**** TRECHO DA PÁGINA ****

Com efeito, o autor analisa e consegue (com)provar que o romance Biografia do Língua, de Mário Lúcio Sousa se estrutura em duas narrativas paralelas e largamente intercaladas, quais sejam:
a) Uma primeira narrativa, chamada primária ou englobante, de teor analéptico, inspirada na obra Escravo em Cuba (Biografia de um Chimarón), do autor cubano Miguel Barnier e que consiste na simples fixação não literária, testemunhal e na primeira pessoa da história de vida do biografado Esteban Montejo, um antigo escravizado negro cubano, e que na démarche literária de Mário Lúcio Sousa mescla eventos ocorridos nas sociedades colonial-escravocratas e nas sociedades delas diversamente emergentes em Cabo Verde e em Cuba, e que poderiam ter acontecido em qualquer outra sociedade crioula do Atlântico, das Caraíbas ou do Índico, como, aliás, explica o narrador de Biografia do Língua, dizendo que essa primeira narrativa poderia ter ocorrido em qualquer arquipélago-mundo crioulo, como Falésia, Aruba, Curaçao, Cabo Verde, São Tomé ( acrescentamos nós: e Príncipe), Bonaire, Guiana, Reunião, Santo Domingo, Louisiana, São Bartolomeu, São Martin…
A propósito da extensa influência exercida pelo livro do antropólogo, escritor e biógrafo cubano sobre o romancista caboverdiano, escreve o estudioso João Paulo Tavares de Oliveira:
“Confrontando as duas obras, constatamos que de facto houve uma forte influência da obra de M. Barnet no romance sousiano. Em ambos os livros a história do escravo Esteban Montejo é narrada linearmente segundo o seguinte roteiro: o seu nascimento num engenho, a sua infância e adolescência a trabalhar nas plantações e a viver nos barracões com os outros escravos, a sua fuga aos dezassete anos e a sua vida solitária no monte durante aproximadamente uma década, o seu regresso à cidade após a abolição da escravatura, a sua vida como cidadão livre, os fortuitos casos amorosos que teve até encontrar o seu verdadeiro amor e finalmente o seu desaparecimento físico”. (p.103)

**** DADOS EXTRAÍDOS ****

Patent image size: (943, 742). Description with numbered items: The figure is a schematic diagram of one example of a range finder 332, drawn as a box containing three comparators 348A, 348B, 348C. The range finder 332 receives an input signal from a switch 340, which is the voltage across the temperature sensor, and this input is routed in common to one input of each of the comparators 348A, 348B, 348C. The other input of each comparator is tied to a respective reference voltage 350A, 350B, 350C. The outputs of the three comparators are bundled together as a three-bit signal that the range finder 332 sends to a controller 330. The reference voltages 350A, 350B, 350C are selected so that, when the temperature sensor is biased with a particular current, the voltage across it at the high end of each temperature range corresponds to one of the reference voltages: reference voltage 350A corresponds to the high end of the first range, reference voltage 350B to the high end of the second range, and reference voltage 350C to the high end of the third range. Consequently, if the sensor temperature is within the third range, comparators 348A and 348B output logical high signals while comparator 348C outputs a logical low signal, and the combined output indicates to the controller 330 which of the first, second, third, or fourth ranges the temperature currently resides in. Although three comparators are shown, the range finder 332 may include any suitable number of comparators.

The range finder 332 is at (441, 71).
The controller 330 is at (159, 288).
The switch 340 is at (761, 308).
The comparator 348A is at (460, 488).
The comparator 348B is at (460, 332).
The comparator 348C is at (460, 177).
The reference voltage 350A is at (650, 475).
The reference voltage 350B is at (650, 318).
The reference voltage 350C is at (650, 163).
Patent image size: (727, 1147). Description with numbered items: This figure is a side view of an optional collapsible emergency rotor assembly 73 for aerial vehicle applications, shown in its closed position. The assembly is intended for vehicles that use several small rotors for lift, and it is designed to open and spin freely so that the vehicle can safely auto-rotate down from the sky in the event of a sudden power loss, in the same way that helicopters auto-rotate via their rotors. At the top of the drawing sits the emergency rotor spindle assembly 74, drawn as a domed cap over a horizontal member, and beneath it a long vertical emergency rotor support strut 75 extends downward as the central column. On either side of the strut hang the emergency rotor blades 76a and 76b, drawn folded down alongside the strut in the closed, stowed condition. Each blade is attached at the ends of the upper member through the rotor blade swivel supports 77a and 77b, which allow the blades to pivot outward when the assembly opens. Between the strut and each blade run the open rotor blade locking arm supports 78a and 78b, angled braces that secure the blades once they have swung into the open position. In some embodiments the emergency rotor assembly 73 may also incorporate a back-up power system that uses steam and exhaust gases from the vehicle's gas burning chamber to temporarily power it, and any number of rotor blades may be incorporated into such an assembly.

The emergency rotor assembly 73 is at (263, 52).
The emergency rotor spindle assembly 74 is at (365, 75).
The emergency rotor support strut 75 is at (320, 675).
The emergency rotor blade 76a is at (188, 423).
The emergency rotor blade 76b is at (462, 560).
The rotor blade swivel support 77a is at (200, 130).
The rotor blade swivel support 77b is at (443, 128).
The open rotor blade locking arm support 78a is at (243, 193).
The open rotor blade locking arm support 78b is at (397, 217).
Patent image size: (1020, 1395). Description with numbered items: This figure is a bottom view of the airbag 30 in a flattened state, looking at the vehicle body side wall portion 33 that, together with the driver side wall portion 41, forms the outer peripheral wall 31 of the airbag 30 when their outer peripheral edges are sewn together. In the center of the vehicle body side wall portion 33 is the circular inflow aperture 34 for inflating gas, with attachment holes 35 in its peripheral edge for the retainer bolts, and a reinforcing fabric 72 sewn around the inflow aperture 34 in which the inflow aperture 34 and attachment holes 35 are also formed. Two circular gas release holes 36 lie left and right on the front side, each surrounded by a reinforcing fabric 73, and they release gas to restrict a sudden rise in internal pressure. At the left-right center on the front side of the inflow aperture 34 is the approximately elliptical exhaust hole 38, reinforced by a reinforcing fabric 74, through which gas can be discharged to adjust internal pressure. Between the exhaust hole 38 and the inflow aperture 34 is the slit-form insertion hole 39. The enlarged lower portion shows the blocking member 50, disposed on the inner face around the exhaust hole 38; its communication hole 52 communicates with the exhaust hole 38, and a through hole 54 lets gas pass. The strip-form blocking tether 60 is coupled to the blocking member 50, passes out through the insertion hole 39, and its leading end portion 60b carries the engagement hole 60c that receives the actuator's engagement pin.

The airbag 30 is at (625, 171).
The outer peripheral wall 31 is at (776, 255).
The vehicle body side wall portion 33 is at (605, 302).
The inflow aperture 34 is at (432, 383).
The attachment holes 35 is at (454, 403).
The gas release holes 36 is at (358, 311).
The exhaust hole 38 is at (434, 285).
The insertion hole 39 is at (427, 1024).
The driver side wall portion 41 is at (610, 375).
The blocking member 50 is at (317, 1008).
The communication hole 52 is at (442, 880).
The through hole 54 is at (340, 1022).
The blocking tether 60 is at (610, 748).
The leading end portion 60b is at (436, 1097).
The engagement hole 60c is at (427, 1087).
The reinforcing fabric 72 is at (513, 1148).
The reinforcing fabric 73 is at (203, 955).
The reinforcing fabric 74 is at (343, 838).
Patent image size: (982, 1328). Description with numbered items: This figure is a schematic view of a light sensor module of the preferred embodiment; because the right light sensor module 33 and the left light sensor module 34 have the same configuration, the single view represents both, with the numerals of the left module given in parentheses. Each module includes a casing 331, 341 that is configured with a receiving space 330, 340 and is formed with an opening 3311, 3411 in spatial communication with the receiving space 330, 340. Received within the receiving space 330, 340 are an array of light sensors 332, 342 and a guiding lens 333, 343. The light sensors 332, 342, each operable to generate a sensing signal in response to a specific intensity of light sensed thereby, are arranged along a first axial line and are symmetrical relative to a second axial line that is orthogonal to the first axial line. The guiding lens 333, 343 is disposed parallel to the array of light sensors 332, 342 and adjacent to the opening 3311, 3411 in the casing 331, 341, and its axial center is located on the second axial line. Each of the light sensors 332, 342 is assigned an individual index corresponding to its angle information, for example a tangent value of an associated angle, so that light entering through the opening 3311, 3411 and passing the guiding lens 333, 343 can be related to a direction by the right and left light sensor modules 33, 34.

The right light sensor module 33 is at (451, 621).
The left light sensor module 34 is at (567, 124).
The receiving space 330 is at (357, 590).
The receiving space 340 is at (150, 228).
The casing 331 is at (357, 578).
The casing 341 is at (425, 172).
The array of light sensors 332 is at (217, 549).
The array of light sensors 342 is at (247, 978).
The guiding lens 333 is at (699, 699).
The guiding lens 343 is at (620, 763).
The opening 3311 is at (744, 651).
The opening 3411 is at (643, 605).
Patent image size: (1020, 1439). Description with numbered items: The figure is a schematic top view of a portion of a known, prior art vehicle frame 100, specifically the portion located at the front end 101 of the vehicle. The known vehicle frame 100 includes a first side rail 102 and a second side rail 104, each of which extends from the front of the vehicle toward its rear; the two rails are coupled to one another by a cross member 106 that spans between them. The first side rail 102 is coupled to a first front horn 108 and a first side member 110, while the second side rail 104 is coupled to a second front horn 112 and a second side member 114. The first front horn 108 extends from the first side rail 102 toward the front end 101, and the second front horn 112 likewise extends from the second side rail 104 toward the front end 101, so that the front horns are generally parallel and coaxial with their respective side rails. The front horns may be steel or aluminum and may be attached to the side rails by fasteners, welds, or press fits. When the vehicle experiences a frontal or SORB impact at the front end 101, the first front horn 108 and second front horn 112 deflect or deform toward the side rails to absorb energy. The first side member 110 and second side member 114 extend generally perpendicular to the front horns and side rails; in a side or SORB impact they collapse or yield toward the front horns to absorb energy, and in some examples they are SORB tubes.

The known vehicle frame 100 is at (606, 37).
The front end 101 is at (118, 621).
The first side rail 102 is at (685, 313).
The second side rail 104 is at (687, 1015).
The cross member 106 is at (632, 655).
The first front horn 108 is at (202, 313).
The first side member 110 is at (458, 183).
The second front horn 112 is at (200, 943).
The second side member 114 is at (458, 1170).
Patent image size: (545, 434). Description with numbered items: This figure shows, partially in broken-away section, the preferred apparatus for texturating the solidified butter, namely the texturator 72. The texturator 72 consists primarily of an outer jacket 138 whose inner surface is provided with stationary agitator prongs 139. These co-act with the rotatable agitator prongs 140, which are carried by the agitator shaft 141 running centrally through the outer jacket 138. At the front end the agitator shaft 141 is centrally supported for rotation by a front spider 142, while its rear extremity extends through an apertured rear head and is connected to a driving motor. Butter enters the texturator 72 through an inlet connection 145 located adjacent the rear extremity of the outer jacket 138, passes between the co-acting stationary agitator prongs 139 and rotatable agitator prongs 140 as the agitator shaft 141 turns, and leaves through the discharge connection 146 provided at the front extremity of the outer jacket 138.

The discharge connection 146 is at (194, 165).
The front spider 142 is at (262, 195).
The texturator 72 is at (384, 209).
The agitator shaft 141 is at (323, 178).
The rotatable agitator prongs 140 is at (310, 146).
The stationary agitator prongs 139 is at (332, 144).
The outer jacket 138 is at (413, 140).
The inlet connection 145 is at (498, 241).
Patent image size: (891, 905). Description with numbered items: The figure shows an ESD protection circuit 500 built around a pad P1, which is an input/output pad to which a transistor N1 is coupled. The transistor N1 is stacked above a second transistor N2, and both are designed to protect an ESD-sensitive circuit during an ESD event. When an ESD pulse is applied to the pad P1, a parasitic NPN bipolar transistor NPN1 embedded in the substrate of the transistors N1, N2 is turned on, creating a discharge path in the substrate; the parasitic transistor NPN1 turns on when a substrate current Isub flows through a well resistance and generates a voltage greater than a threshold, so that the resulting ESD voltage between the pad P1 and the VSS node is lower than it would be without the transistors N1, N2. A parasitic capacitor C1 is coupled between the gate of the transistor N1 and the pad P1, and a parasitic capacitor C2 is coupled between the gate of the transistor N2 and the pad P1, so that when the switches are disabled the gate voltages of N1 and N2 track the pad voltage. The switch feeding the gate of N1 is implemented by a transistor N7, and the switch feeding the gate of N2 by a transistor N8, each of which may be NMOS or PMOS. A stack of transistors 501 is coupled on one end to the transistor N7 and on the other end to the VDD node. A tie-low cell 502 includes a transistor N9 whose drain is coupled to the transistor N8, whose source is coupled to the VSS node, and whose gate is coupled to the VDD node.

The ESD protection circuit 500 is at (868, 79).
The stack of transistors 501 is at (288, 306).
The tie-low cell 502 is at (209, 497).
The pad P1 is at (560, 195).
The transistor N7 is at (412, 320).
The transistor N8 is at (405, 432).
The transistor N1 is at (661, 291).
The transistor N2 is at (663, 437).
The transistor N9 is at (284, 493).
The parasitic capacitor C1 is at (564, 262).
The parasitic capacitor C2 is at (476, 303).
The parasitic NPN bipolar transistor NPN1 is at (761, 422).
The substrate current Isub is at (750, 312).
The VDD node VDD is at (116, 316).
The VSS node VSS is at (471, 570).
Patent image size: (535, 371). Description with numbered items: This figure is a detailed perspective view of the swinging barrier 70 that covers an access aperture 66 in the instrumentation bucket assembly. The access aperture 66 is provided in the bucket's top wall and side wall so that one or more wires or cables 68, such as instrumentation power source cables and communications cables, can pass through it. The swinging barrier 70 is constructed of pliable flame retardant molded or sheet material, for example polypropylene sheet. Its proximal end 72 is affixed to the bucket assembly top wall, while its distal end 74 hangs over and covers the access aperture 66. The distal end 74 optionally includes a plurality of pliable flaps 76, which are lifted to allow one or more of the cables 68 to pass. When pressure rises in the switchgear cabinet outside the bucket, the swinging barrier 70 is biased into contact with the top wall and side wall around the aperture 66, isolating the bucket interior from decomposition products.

****

TAREFAS A REALIZAR =
A. Reescreva as linhas dos dados extraídos, começando na linha que contém "Patent image size: (982, 1328)." e terminando na que contém "The opening 3411 is at (643, 605).". Troque "schematic view" por "simplified view" e mantenha todo o resto inalterado.
B. Pode escrever a continuação do texto sobre o romance Biografia do Língua a partir do ponto em que ele termina?

RESPOSTAS =
A.
Patent image size: (982, 1328). Description with numbered items: This figure is a simplified view of a light sensor module of the preferred embodiment; because the right light sensor module 33 and the left light sensor module 34 have the same configuration, the single view represents both, with the numerals of the left module given in parentheses. Each module includes a casing 331, 341 that is configured with a receiving space 330, 340 and is formed with an opening 3311, 3411 in spatial communication with the receiving space 330, 340. Received within the receiving space 330, 340 are an array of light sensors 332, 342 and a guiding lens 333, 343. The light sensors 332, 342, each operable to generate a sensing signal in response to a specific intensity of light sensed thereby, are arranged along a first axial line and are symmetrical relative to a second axial line that is orthogonal to the first axial line. The guiding lens 333, 343 is disposed parallel to the array of light sensors 332, 342 and adjacent to the opening 3311, 3411 in the casing 331, 341, and its axial center is located on the second axial line. Each of the light sensors 332, 342 is assigned an individual index corresponding to its angle information, for example a tangent value of an associated angle, so that light entering through the opening 3311, 3411 and passing the guiding lens 333, 343 can be related to a direction by the right and left light sensor modules 33, 34.

The right light sensor module 33 is at (451, 621).
The left light sensor module 34 is at (567, 124).
The receiving space 330 is at (357, 590).
The receiving space 340 is at (150, 228).
The casing 331 is at (357, 578).
The casing 341 is at (425, 172).
The array of light sensors 332 is at (217, 549).
The array of light sensors 342 is at (247, 978).
The guiding lens 333 is at (699, 699).
The guiding lens 343 is at (620, 763).
The opening 3311 is at (744, 651).
The opening 3411 is at (643, 605).

B.
Acrescenta ainda imediatamente a seguir o mestre João Paulo Tavares de Oliveira a propósito dessa sensível questão:
“As semelhanças entre as duas narrativas não ficam por aqui nesta simples imitação do processo narrativo. M. L. Sousa também se apropriou de vários elementos e dados da obra de M. Barnier. Desses destacamos os seguintes: (1) elementos antroponímicos, tais como Esteban Montejo (nome do protagonista), Gin Gongo e Suzana (nomes dos seus padrinhos); (2) elementos toponímicos e referências espaciais: enfermaria de Santa Teresa, engenho de Santa Teresa, plantações, barracões; (3) referências étnicas de alguns grupos de escravos: gongos, lucumis; (4) referências temporais: 26 de Dezembro (dia do nascimento do protagonista); (5) sequências descritivas de lugares (…)” (vide a propósito comparação das duas narrativas na p.105 do livro em apresentação com remissão para a p. 16 da obra cubana e para a p.116 da obra caboverdiana); “(6) elementos relativos aos hábitos e costumes dos escravos.” (vide a propósito comparação das duas narrativas na p.106 do livro de João Paulo Tavares de Oliveira).
É, aliás, o próprio romancista Mário Lúcio Sousa que, numa atitude de muito louváveis sinceridade e honestidade intelectuais, desvela as circunstâncias da sua influenciação pelo autor cubano na sua nota introdutória ao romance Biografia do Língua, denominada “Pré-História”, ao escrever que foi em 2010 que lhe surgiu a ideia de “escrever sobre a vida de uma das profissões mais ingratas que homem algum pôde exercer, a de Língua. Este era um negro que ia como intérprete nos navios dos brancos para a compra de escravos”.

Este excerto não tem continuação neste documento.